Written instruction
Write out the data below in full. Keep it exact.

## Start

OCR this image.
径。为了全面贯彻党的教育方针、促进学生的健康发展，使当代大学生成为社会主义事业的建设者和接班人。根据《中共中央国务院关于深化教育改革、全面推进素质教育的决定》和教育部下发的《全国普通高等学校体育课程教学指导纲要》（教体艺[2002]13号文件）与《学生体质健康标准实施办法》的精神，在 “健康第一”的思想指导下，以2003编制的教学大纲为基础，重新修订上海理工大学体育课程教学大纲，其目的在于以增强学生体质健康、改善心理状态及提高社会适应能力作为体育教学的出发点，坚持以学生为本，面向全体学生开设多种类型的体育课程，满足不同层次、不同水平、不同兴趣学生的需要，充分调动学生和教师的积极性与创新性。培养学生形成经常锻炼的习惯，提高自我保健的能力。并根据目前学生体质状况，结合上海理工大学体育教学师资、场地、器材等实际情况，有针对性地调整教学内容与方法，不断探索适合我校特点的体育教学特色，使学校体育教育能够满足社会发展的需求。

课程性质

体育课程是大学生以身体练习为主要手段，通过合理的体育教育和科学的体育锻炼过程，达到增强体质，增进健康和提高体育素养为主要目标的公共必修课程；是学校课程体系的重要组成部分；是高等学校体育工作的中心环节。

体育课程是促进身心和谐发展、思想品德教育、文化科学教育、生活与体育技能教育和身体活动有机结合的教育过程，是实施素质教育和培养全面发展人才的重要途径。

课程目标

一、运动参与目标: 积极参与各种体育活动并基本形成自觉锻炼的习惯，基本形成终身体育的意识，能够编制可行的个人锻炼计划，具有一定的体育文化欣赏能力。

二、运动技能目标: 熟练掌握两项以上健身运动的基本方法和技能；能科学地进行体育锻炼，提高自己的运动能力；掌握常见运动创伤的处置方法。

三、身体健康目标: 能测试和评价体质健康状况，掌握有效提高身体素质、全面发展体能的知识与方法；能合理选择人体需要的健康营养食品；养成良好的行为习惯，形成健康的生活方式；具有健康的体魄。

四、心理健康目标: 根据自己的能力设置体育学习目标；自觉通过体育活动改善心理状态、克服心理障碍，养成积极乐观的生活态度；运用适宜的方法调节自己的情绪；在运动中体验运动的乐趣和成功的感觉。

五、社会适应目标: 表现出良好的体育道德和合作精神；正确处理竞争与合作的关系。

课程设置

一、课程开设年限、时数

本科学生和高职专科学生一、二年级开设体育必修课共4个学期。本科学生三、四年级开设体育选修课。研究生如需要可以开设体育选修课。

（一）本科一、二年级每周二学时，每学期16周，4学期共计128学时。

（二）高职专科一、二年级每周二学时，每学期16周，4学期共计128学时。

## End

Answer to the problem
OCR this image.
径。为了全面贯彻党的教育方针、促进学生的健康发展，使当代大学生成为社会主义事业的建设者和接班人。根据《中共中央国务院关于深化教育改革、全面推进素质教育的决定》和教育部下发的《全国普通高等学校体育课程教学指导纲要》（教体艺[2002]13号文件）与《学生体质健康标准实施办法》的精神，在 “健康第一”的思想指导下，以2003编制的教学大纲为基础，重新修订上海理工大学体育课程教学大纲，其目的在于以增强学生体质健康、改善心理状态及提高社会适应能力作为体育教学的出发点，坚持以学生为本，面向全体学生开设多种类型的体育课程，满足不同层次、不同水平、不同兴趣学生的需要，充分调动学生和教师的积极性与创新性。培养学生形成经常锻炼的习惯，提高自我保健的能力。并根据目前学生体质状况，结合上海理工大学体育教学师资、场地、器材等实际情况，有针对性地调整教学内容与方法，不断探索适合我校特点的体育教学特色，使学校体育教育能够满足社会发展的需求。

课程性质

体育课程是大学生以身体练习为主要手段，通过合理的体育教育和科学的体育锻炼过程，达到增强体质，增进健康和提高体育素养为主要目标的公共必修课程；是学校课程体系的重要组成部分；是高等学校体育工作的中心环节。

体育课程是促进身心和谐发展、思想品德教育、文化科学教育、生活与体育技能教育和身体活动有机结合的教育过程，是实施素质教育和培养全面发展人才的重要途径。

课程目标

一、运动参与目标: 积极参与各种体育活动并基本形成自觉锻炼的习惯，基本形成终身体育的意识，能够编制可行的个人锻炼计划，具有一定的体育文化欣赏能力。

二、运动技能目标: 熟练掌握两项以上健身运动的基本方法和技能；能科学地进行体育锻炼，提高自己的运动能力；掌握常见运动创伤的处置方法。

三、身体健康目标: 能测试和评价体质健康状况，掌握有效提高身体素质、全面发展体能的知识与方法；能合理选择人体需要的健康营养食品；养成良好的行为习惯，形成健康的生活方式；具有健康的体魄。

四、心理健康目标: 根据自己的能力设置体育学习目标；自觉通过体育活动改善心理状态、克服心理障碍，养成积极乐观的生活态度；运用适宜的方法调节自己的情绪；在运动中体验运动的乐趣和成功的感觉。

五、社会适应目标: 表现出良好的体育道德和合作精神；正确处理竞争与合作的关系。

课程设置

一、课程开设年限、时数

本科学生和高职专科学生一、二年级开设体育必修课共4个学期。本科学生三、四年级开设体育选修课。研究生如需要可以开设体育选修课。

（一）本科一、二年级每周二学时，每学期16周，4学期共计128学时。

（二）高职专科一、二年级每周二学时，每学期16周，4学期共计128学时。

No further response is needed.